** START OF MATERIALS PROVIDED **
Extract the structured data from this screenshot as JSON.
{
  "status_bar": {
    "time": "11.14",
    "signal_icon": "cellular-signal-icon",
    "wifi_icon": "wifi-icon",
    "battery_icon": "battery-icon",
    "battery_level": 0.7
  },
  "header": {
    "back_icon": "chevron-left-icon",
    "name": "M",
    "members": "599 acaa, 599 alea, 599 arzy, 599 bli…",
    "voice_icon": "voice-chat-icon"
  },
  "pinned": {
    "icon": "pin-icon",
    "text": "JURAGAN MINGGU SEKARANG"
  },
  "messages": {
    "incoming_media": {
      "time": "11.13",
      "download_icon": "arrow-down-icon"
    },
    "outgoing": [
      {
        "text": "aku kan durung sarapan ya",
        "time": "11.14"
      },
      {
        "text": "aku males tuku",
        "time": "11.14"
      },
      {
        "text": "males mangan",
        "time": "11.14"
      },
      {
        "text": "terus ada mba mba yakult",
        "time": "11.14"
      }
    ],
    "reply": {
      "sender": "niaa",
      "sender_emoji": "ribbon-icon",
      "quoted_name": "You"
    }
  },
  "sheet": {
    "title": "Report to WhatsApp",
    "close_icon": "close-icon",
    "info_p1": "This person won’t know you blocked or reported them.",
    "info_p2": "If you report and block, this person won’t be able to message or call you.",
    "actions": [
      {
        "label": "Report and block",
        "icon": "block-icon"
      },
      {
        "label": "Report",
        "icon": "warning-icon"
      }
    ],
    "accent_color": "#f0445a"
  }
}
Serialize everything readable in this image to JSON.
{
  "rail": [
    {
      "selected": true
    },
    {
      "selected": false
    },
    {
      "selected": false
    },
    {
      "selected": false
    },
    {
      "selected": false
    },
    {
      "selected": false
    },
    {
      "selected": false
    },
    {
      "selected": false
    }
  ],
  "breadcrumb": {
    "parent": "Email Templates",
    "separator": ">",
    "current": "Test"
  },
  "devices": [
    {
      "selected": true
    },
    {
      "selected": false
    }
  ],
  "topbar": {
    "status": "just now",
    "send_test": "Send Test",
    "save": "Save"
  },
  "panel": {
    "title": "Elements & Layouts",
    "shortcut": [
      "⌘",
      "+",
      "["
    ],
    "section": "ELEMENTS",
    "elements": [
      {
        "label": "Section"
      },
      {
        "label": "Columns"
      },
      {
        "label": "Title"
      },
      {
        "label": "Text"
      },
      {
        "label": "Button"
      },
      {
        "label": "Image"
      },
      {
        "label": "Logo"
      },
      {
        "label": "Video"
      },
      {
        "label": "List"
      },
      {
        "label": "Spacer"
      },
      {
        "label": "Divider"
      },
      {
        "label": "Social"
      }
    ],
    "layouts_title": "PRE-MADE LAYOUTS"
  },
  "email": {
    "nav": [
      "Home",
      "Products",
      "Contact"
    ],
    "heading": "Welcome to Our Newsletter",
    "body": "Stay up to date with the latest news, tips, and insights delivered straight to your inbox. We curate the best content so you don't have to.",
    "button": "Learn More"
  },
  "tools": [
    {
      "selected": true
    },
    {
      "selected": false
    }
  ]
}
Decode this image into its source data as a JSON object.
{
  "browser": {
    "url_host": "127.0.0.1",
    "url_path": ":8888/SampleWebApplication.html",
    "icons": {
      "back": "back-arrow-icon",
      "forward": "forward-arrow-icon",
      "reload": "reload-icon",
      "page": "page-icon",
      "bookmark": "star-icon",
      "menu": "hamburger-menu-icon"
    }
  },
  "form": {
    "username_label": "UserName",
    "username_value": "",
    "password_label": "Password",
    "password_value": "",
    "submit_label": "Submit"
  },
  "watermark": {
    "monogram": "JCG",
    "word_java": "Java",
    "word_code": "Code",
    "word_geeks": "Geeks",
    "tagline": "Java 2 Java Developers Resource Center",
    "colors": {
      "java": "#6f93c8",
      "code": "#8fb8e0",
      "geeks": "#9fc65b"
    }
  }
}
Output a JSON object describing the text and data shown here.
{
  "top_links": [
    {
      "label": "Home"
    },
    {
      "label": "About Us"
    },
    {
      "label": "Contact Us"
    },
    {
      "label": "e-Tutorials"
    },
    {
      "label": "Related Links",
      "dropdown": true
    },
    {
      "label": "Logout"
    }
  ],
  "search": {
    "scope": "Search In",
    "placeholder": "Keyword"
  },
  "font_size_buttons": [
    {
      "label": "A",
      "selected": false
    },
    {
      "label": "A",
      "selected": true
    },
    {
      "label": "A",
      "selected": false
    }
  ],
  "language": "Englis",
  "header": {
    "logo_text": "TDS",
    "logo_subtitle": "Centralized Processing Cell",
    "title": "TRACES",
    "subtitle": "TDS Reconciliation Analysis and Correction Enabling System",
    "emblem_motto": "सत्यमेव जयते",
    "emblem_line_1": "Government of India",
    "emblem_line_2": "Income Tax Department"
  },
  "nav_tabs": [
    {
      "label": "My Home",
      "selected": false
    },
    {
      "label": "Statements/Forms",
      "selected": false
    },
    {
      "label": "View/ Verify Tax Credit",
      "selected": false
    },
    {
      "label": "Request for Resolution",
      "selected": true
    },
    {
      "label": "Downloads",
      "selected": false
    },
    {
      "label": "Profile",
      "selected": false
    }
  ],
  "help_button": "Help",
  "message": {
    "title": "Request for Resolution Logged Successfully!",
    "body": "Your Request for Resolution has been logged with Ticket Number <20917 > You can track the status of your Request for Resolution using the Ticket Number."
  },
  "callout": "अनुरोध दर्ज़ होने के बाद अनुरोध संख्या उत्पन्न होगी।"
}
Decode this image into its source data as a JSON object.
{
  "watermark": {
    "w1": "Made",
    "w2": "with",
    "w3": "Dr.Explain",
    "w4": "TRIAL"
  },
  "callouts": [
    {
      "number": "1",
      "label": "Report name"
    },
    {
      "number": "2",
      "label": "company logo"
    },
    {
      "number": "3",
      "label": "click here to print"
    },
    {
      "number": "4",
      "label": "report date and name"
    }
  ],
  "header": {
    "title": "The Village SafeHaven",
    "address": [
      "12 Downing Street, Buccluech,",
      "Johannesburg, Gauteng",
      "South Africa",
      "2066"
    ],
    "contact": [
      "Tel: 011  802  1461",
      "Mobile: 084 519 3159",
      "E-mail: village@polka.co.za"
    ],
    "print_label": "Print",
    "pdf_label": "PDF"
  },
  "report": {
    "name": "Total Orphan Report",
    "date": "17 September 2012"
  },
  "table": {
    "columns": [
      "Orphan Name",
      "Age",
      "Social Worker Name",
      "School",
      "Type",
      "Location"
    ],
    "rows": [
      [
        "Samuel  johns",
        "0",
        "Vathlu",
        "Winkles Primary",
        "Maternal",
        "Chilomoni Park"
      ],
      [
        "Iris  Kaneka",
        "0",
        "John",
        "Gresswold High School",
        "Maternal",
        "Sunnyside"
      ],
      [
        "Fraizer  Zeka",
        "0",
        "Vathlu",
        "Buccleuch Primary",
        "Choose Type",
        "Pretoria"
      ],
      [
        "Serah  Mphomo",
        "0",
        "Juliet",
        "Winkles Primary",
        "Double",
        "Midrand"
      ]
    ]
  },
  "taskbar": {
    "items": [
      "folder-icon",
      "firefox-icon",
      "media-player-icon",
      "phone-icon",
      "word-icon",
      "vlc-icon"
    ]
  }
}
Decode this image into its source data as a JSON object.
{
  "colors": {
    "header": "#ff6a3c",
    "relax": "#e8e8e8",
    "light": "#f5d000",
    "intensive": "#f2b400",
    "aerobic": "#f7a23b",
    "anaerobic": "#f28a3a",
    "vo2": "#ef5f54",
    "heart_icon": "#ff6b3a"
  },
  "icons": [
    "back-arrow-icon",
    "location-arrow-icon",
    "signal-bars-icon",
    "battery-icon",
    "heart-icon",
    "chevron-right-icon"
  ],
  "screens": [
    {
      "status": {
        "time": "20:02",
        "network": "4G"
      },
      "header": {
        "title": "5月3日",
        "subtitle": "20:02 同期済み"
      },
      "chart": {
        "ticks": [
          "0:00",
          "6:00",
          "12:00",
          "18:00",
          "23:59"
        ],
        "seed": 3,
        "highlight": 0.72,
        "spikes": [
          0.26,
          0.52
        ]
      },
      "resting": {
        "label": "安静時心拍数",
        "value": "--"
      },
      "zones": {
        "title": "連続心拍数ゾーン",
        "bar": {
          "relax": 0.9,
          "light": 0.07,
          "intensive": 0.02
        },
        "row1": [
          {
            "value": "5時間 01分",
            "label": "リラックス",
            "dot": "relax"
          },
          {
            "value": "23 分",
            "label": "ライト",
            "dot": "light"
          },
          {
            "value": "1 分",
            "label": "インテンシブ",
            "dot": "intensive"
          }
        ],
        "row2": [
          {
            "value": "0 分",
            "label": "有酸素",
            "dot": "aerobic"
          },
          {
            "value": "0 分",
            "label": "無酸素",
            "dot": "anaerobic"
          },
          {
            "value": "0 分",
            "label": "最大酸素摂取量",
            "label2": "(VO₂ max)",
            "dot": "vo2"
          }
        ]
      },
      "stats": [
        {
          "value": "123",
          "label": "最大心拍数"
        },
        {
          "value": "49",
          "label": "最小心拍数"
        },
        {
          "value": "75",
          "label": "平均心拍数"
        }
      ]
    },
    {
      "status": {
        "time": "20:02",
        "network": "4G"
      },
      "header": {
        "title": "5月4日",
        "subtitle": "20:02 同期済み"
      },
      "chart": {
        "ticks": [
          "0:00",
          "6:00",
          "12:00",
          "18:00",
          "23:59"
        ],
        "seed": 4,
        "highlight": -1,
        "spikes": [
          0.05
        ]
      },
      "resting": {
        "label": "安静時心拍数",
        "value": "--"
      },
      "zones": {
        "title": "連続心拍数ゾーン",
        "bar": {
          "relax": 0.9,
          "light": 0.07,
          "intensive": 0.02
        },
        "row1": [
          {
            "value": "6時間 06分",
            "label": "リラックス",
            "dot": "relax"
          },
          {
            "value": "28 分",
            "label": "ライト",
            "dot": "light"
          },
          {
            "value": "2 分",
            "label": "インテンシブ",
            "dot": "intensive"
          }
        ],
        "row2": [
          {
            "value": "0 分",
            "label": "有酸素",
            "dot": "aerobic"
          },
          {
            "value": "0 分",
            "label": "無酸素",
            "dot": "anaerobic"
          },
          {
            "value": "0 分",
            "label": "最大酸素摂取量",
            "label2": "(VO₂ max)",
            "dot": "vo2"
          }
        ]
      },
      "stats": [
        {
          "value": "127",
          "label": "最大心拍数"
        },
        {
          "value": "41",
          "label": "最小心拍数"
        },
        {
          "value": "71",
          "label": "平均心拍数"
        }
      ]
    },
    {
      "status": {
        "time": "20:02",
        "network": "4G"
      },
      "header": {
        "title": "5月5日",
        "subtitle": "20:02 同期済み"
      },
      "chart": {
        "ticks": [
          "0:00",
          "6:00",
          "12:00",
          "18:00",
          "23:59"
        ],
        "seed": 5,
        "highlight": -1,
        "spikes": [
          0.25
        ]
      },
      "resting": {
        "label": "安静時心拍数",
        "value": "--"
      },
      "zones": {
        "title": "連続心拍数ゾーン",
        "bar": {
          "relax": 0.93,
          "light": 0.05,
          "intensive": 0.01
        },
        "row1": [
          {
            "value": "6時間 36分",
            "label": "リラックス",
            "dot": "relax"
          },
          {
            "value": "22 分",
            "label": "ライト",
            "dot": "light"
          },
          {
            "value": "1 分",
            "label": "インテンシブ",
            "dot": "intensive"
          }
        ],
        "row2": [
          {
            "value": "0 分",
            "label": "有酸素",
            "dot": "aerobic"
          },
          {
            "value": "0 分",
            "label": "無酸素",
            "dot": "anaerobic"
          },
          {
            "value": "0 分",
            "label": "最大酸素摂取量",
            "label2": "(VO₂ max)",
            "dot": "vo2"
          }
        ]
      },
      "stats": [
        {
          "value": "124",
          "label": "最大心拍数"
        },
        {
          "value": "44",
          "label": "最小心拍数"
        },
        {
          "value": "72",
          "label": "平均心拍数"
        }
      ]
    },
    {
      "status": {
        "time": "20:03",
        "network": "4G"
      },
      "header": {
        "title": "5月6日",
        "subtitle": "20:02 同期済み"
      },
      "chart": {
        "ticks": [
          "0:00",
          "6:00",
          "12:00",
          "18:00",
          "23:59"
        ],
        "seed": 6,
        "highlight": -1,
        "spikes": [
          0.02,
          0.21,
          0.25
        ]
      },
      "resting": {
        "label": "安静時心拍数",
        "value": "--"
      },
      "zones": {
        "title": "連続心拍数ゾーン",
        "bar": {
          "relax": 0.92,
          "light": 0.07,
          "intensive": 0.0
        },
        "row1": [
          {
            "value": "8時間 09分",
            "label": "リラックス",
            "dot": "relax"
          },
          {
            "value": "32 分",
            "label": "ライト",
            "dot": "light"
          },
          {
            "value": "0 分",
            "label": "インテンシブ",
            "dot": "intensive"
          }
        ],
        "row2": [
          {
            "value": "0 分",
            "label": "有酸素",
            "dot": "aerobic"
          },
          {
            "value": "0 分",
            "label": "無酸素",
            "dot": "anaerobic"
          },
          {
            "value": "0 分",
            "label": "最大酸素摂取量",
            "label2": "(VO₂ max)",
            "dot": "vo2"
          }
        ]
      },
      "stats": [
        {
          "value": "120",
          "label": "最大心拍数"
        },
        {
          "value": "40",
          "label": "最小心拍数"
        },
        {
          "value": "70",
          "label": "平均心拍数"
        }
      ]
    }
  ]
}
** END OF MATERIALS PROVIDED **
WORK TO COMPLETE: Which lines contain the word "signal"? Return each of them.

SOLUTION TO THIS TASK:
    "signal_icon": "cellular-signal-icon",
    "signal-bars-icon",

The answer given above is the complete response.